Word for word, copy all the data and drop the pictures.

#### Stored rows
>> Start

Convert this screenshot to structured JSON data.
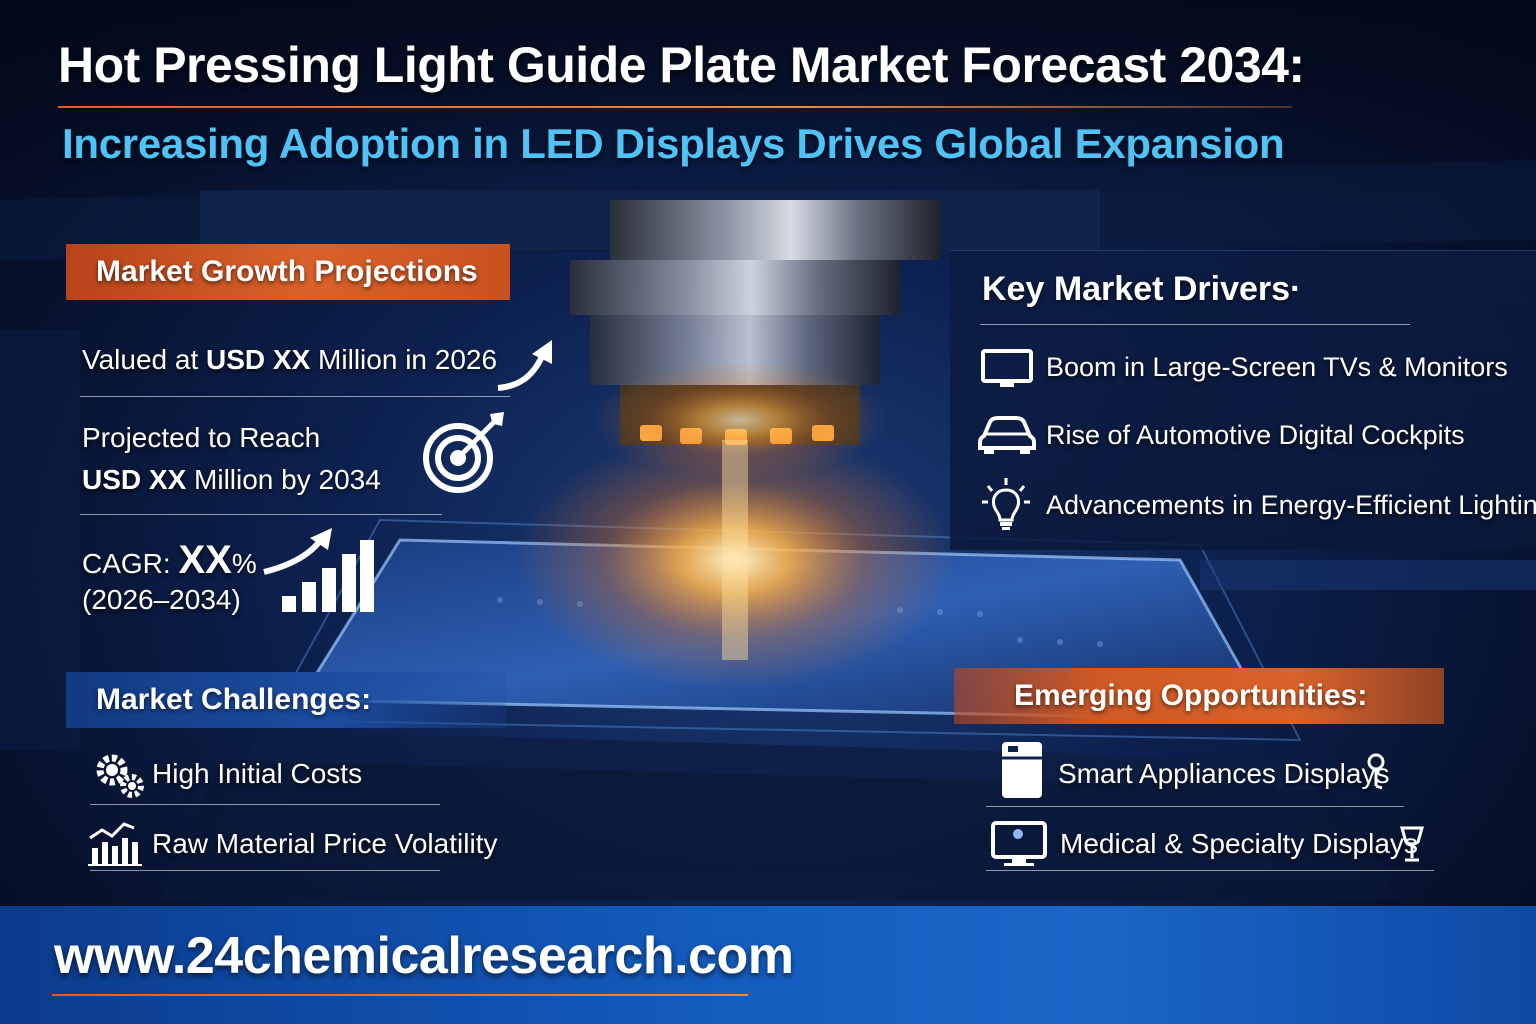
{
  "header": {
    "title": "Hot Pressing Light Guide Plate Market Forecast 2034:",
    "subtitle": "Increasing Adoption in LED Displays Drives Global Expansion"
  },
  "growth": {
    "heading": "Market Growth Projections",
    "valued_prefix": "Valued at ",
    "valued_bold": "USD XX",
    "valued_suffix": " Million in 2026",
    "projected_line1": "Projected to Reach",
    "projected_bold": "USD XX",
    "projected_suffix": " Million by 2034",
    "cagr_label": "CAGR: ",
    "cagr_value": "XX",
    "cagr_unit": "%",
    "cagr_period": "(2026–2034)"
  },
  "drivers": {
    "heading": "Key Market Drivers·",
    "items": [
      {
        "label": "Boom in Large-Screen TVs & Monitors",
        "icon": "monitor-icon"
      },
      {
        "label": "Rise of Automotive Digital Cockpits",
        "icon": "car-icon"
      },
      {
        "label": "Advancements in Energy-Efficient Lighting",
        "icon": "lightbulb-icon"
      }
    ]
  },
  "challenges": {
    "heading": "Market Challenges:",
    "items": [
      {
        "label": "High Initial Costs",
        "icon": "gears-icon"
      },
      {
        "label": "Raw Material Price Volatility",
        "icon": "price-chart-icon"
      }
    ]
  },
  "opportunities": {
    "heading": "Emerging Opportunities:",
    "items": [
      {
        "label": "Smart Appliances Displays",
        "icon": "appliance-icon"
      },
      {
        "label": "Medical & Specialty Displays",
        "icon": "display-icon"
      }
    ]
  },
  "footer": {
    "url": "www.24chemicalresearch.com"
  },
  "colors": {
    "accent_orange": "#d9622a",
    "subtitle_blue": "#4fc3f7",
    "banner_blue": "#1c4da0",
    "footer_blue": "#135bbd"
  }
}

>> End

#### Output of the task
Convert this screenshot to structured JSON data.
{
  "header": {
    "title": "Hot Pressing Light Guide Plate Market Forecast 2034:",
    "subtitle": "Increasing Adoption in LED Displays Drives Global Expansion"
  },
  "growth": {
    "heading": "Market Growth Projections",
    "valued_prefix": "Valued at ",
    "valued_bold": "USD XX",
    "valued_suffix": " Million in 2026",
    "projected_line1": "Projected to Reach",
    "projected_bold": "USD XX",
    "projected_suffix": " Million by 2034",
    "cagr_label": "CAGR: ",
    "cagr_value": "XX",
    "cagr_unit": "%",
    "cagr_period": "(2026–2034)"
  },
  "drivers": {
    "heading": "Key Market Drivers·",
    "items": [
      {
        "label": "Boom in Large-Screen TVs & Monitors",
        "icon": "monitor-icon"
      },
      {
        "label": "Rise of Automotive Digital Cockpits",
        "icon": "car-icon"
      },
      {
        "label": "Advancements in Energy-Efficient Lighting",
        "icon": "lightbulb-icon"
      }
    ]
  },
  "challenges": {
    "heading": "Market Challenges:",
    "items": [
      {
        "label": "High Initial Costs",
        "icon": "gears-icon"
      },
      {
        "label": "Raw Material Price Volatility",
        "icon": "price-chart-icon"
      }
    ]
  },
  "opportunities": {
    "heading": "Emerging Opportunities:",
    "items": [
      {
        "label": "Smart Appliances Displays",
        "icon": "appliance-icon"
      },
      {
        "label": "Medical & Specialty Displays",
        "icon": "display-icon"
      }
    ]
  },
  "footer": {
    "url": "www.24chemicalresearch.com"
  },
  "colors": {
    "accent_orange": "#d9622a",
    "subtitle_blue": "#4fc3f7",
    "banner_blue": "#1c4da0",
    "footer_blue": "#135bbd"
  }
}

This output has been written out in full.